[Records contained in a dataset]
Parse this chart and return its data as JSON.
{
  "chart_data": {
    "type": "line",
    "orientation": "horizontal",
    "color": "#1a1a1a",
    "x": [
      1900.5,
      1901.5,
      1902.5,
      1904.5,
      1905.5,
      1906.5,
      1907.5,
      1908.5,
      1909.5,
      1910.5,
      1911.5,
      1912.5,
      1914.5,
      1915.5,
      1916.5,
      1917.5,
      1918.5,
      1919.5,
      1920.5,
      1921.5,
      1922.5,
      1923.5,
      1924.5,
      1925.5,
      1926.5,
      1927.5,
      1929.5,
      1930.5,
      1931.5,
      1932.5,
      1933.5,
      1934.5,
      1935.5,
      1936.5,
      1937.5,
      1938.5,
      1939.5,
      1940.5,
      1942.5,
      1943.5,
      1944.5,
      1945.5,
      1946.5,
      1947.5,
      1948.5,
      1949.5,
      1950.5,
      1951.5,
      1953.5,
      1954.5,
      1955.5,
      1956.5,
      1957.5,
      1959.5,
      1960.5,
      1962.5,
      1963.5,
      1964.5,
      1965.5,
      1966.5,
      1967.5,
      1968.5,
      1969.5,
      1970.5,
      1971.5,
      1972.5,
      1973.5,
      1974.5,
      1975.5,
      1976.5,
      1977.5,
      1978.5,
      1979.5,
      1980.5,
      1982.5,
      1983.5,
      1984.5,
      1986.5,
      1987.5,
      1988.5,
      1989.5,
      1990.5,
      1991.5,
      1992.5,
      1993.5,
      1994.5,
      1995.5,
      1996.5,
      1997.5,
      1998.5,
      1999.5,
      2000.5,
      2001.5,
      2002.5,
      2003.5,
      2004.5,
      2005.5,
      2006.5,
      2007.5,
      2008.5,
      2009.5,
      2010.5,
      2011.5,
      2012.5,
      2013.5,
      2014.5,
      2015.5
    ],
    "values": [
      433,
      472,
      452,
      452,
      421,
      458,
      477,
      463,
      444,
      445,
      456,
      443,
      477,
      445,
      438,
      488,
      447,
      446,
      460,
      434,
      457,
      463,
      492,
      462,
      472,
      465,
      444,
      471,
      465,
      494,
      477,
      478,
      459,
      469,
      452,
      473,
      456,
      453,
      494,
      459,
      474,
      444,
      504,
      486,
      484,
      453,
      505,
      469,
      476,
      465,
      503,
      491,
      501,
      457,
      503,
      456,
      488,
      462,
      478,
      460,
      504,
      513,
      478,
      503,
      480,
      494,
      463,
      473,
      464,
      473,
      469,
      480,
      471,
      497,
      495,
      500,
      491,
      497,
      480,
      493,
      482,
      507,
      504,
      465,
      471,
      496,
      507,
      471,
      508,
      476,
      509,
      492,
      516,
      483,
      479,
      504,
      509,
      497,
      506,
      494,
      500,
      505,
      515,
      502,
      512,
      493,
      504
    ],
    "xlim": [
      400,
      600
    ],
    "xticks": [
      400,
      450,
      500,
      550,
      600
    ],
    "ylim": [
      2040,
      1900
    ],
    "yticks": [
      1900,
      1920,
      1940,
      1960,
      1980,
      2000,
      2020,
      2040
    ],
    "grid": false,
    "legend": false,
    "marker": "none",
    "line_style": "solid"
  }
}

» Your task
Give the listing above again, word for word.

» Task response
Parse this chart and return its data as JSON.
{
  "chart_data": {
    "type": "line",
    "orientation": "horizontal",
    "color": "#1a1a1a",
    "x": [
      1900.5,
      1901.5,
      1902.5,
      1904.5,
      1905.5,
      1906.5,
      1907.5,
      1908.5,
      1909.5,
      1910.5,
      1911.5,
      1912.5,
      1914.5,
      1915.5,
      1916.5,
      1917.5,
      1918.5,
      1919.5,
      1920.5,
      1921.5,
      1922.5,
      1923.5,
      1924.5,
      1925.5,
      1926.5,
      1927.5,
      1929.5,
      1930.5,
      1931.5,
      1932.5,
      1933.5,
      1934.5,
      1935.5,
      1936.5,
      1937.5,
      1938.5,
      1939.5,
      1940.5,
      1942.5,
      1943.5,
      1944.5,
      1945.5,
      1946.5,
      1947.5,
      1948.5,
      1949.5,
      1950.5,
      1951.5,
      1953.5,
      1954.5,
      1955.5,
      1956.5,
      1957.5,
      1959.5,
      1960.5,
      1962.5,
      1963.5,
      1964.5,
      1965.5,
      1966.5,
      1967.5,
      1968.5,
      1969.5,
      1970.5,
      1971.5,
      1972.5,
      1973.5,
      1974.5,
      1975.5,
      1976.5,
      1977.5,
      1978.5,
      1979.5,
      1980.5,
      1982.5,
      1983.5,
      1984.5,
      1986.5,
      1987.5,
      1988.5,
      1989.5,
      1990.5,
      1991.5,
      1992.5,
      1993.5,
      1994.5,
      1995.5,
      1996.5,
      1997.5,
      1998.5,
      1999.5,
      2000.5,
      2001.5,
      2002.5,
      2003.5,
      2004.5,
      2005.5,
      2006.5,
      2007.5,
      2008.5,
      2009.5,
      2010.5,
      2011.5,
      2012.5,
      2013.5,
      2014.5,
      2015.5
    ],
    "values": [
      433,
      472,
      452,
      452,
      421,
      458,
      477,
      463,
      444,
      445,
      456,
      443,
      477,
      445,
      438,
      488,
      447,
      446,
      460,
      434,
      457,
      463,
      492,
      462,
      472,
      465,
      444,
      471,
      465,
      494,
      477,
      478,
      459,
      469,
      452,
      473,
      456,
      453,
      494,
      459,
      474,
      444,
      504,
      486,
      484,
      453,
      505,
      469,
      476,
      465,
      503,
      491,
      501,
      457,
      503,
      456,
      488,
      462,
      478,
      460,
      504,
      513,
      478,
      503,
      480,
      494,
      463,
      473,
      464,
      473,
      469,
      480,
      471,
      497,
      495,
      500,
      491,
      497,
      480,
      493,
      482,
      507,
      504,
      465,
      471,
      496,
      507,
      471,
      508,
      476,
      509,
      492,
      516,
      483,
      479,
      504,
      509,
      497,
      506,
      494,
      500,
      505,
      515,
      502,
      512,
      493,
      504
    ],
    "xlim": [
      400,
      600
    ],
    "xticks": [
      400,
      450,
      500,
      550,
      600
    ],
    "ylim": [
      2040,
      1900
    ],
    "yticks": [
      1900,
      1920,
      1940,
      1960,
      1980,
      2000,
      2020,
      2040
    ],
    "grid": false,
    "legend": false,
    "marker": "none",
    "line_style": "solid"
  }
}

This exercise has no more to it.